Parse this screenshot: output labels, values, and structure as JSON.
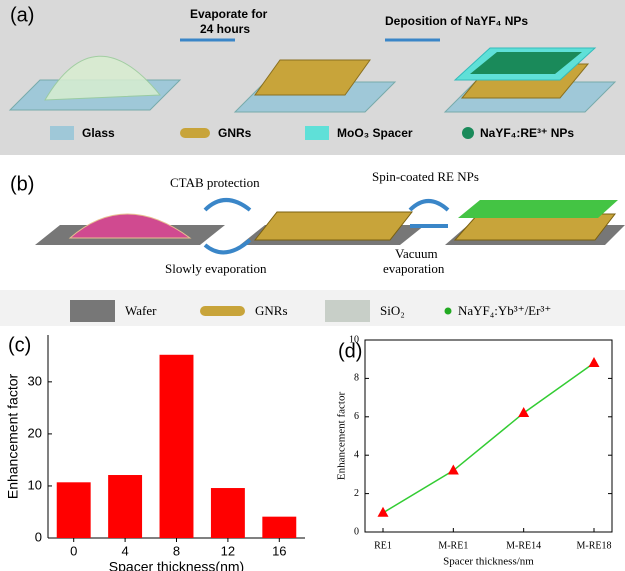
{
  "panel_a": {
    "label": "(a)",
    "step1": [
      "Evaporate for",
      "24 hours"
    ],
    "step2": "Deposition of NaYF₄ NPs",
    "legend": [
      "Glass",
      "GNRs",
      "MoO₃ Spacer",
      "NaYF₄:RE³⁺ NPs"
    ]
  },
  "panel_b": {
    "label": "(b)",
    "top_left": "CTAB protection",
    "bottom_left": "Slowly evaporation",
    "top_right": "Spin-coated RE NPs",
    "bottom_right": [
      "Vacuum",
      "evaporation"
    ],
    "legend": [
      "Wafer",
      "GNRs",
      "SiO₂",
      "NaYF₄:Yb³⁺/Er³⁺"
    ]
  },
  "chart_data": [
    {
      "type": "bar",
      "panel_label": "(c)",
      "x_label": "Spacer thickness(nm)",
      "y_label": "Enhancement factor",
      "categories": [
        "0",
        "4",
        "8",
        "12",
        "16"
      ],
      "values": [
        10.7,
        12.1,
        35.2,
        9.6,
        4.1
      ],
      "color": "#ff0000",
      "ylim": [
        0,
        39
      ],
      "yticks": [
        0,
        10,
        20,
        30
      ]
    },
    {
      "type": "line",
      "panel_label": "(d)",
      "x_label": "Spacer thickness/nm",
      "y_label": "Enhancement factor",
      "categories": [
        "RE1",
        "M-RE1",
        "M-RE14",
        "M-RE18"
      ],
      "series": [
        {
          "values": [
            1.0,
            3.2,
            6.2,
            8.8
          ],
          "color": "#33cc33",
          "marker_color": "#ff0000"
        }
      ],
      "ylim": [
        0,
        10
      ],
      "yticks": [
        0,
        2,
        4,
        6,
        8,
        10
      ]
    }
  ]
}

· · · · · · ·

What you are asked to do = Scan the material above. Return every line containing the string "NaYF₄".

Full answer =
    "step2": "Deposition of NaYF₄ NPs",
      "NaYF₄:RE³⁺ NPs"
      "NaYF₄:Yb³⁺/Er³⁺"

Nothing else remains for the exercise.